Copy the lines of the listing below verbatim, starting with the line that contains "svg-text:TI 2: TI 2 bbox=[136, 463, 151, 485]" and continuing through the line that contains "svg-text:GR 1: GR 1 bbox=[273, 463, 288, 493]", with both of those lines included.

[Element and region data]
-- BEGIN --

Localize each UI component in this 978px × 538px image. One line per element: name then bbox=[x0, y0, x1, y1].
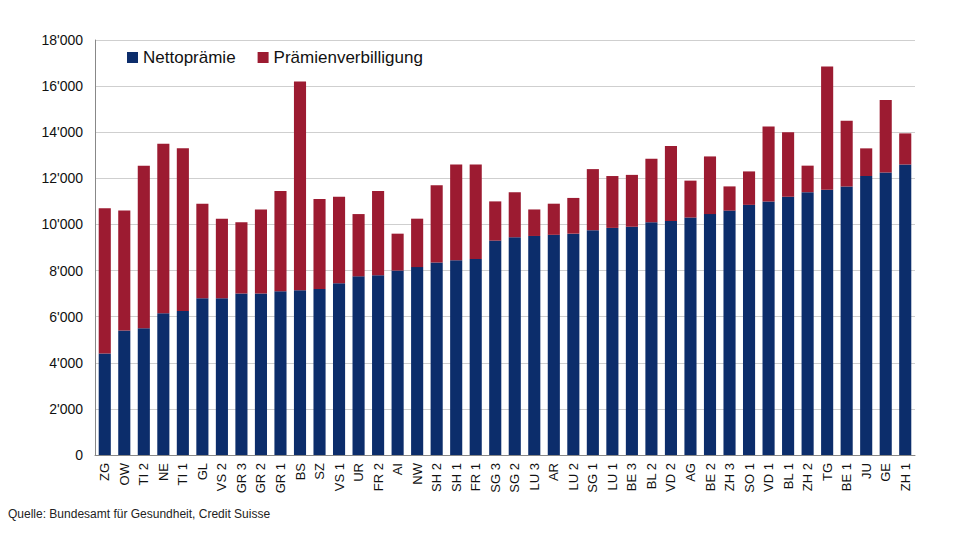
svg-text:TI 2: TI 2 bbox=[136, 463, 151, 485]
svg-text:Nettoprämie: Nettoprämie bbox=[143, 48, 236, 67]
svg-text:ZH 3: ZH 3 bbox=[722, 463, 737, 491]
svg-text:VD 2: VD 2 bbox=[663, 463, 678, 492]
svg-text:FR 1: FR 1 bbox=[468, 463, 483, 491]
svg-text:ZH 2: ZH 2 bbox=[800, 463, 815, 491]
svg-text:SG 3: SG 3 bbox=[488, 463, 503, 493]
svg-text:GR 1: GR 1 bbox=[273, 463, 288, 493]
svg-text:SO 1: SO 1 bbox=[742, 463, 757, 493]
svg-text:UR: UR bbox=[351, 463, 366, 482]
svg-text:GE: GE bbox=[878, 463, 893, 482]
svg-text:TG: TG bbox=[820, 463, 835, 481]
svg-text:8'000: 8'000 bbox=[49, 263, 83, 279]
svg-text:BE 3: BE 3 bbox=[624, 463, 639, 491]
svg-text:BE 2: BE 2 bbox=[703, 463, 718, 491]
svg-text:16'000: 16'000 bbox=[41, 78, 83, 94]
svg-text:VD 1: VD 1 bbox=[761, 463, 776, 492]
svg-text:BL 1: BL 1 bbox=[781, 463, 796, 489]
svg-text:SG 1: SG 1 bbox=[585, 463, 600, 493]
svg-text:VS 2: VS 2 bbox=[214, 463, 229, 491]
svg-text:ZG: ZG bbox=[97, 463, 112, 481]
svg-text:GR 3: GR 3 bbox=[234, 463, 249, 493]
svg-text:2'000: 2'000 bbox=[49, 401, 83, 417]
svg-text:SZ: SZ bbox=[312, 463, 327, 480]
svg-text:NW: NW bbox=[410, 462, 425, 484]
svg-text:Prämienverbilligung: Prämienverbilligung bbox=[274, 48, 423, 67]
svg-text:AI: AI bbox=[390, 463, 405, 475]
svg-text:4'000: 4'000 bbox=[49, 355, 83, 371]
svg-text:LU 1: LU 1 bbox=[605, 463, 620, 490]
svg-text:TI 1: TI 1 bbox=[175, 463, 190, 485]
svg-text:12'000: 12'000 bbox=[41, 170, 83, 186]
svg-text:OW: OW bbox=[117, 462, 132, 485]
svg-text:JU: JU bbox=[859, 463, 874, 479]
svg-text:BL 2: BL 2 bbox=[644, 463, 659, 489]
svg-text:BS: BS bbox=[293, 463, 308, 481]
svg-text:LU 3: LU 3 bbox=[527, 463, 542, 490]
svg-text:FR 2: FR 2 bbox=[371, 463, 386, 491]
svg-text:Quelle: Bundesamt für Gesundhe: Quelle: Bundesamt für Gesundheit, Credit… bbox=[8, 507, 270, 521]
svg-text:GL: GL bbox=[195, 463, 210, 480]
svg-text:14'000: 14'000 bbox=[41, 124, 83, 140]
svg-text:0: 0 bbox=[75, 447, 83, 463]
svg-text:SH 1: SH 1 bbox=[449, 463, 464, 492]
svg-text:AG: AG bbox=[683, 463, 698, 482]
svg-text:LU 2: LU 2 bbox=[566, 463, 581, 490]
svg-text:NE: NE bbox=[156, 463, 171, 481]
svg-text:AR: AR bbox=[546, 463, 561, 481]
svg-text:VS 1: VS 1 bbox=[332, 463, 347, 491]
svg-text:GR 2: GR 2 bbox=[253, 463, 268, 493]
svg-text:6'000: 6'000 bbox=[49, 309, 83, 325]
svg-text:ZH 1: ZH 1 bbox=[898, 463, 913, 491]
svg-text:10'000: 10'000 bbox=[41, 216, 83, 232]
svg-text:SG 2: SG 2 bbox=[507, 463, 522, 493]
svg-text:18'000: 18'000 bbox=[41, 32, 83, 48]
svg-text:SH 2: SH 2 bbox=[429, 463, 444, 492]
svg-text:BE 1: BE 1 bbox=[839, 463, 854, 491]
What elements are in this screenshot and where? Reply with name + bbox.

-- END --

▸ **EXPECTED ANSWER**:
svg-text:TI 2: TI 2 bbox=[136, 463, 151, 485]
svg-text:Nettoprämie: Nettoprämie bbox=[143, 48, 236, 67]
svg-text:ZH 3: ZH 3 bbox=[722, 463, 737, 491]
svg-text:VD 2: VD 2 bbox=[663, 463, 678, 492]
svg-text:FR 1: FR 1 bbox=[468, 463, 483, 491]
svg-text:ZH 2: ZH 2 bbox=[800, 463, 815, 491]
svg-text:SG 3: SG 3 bbox=[488, 463, 503, 493]
svg-text:GR 1: GR 1 bbox=[273, 463, 288, 493]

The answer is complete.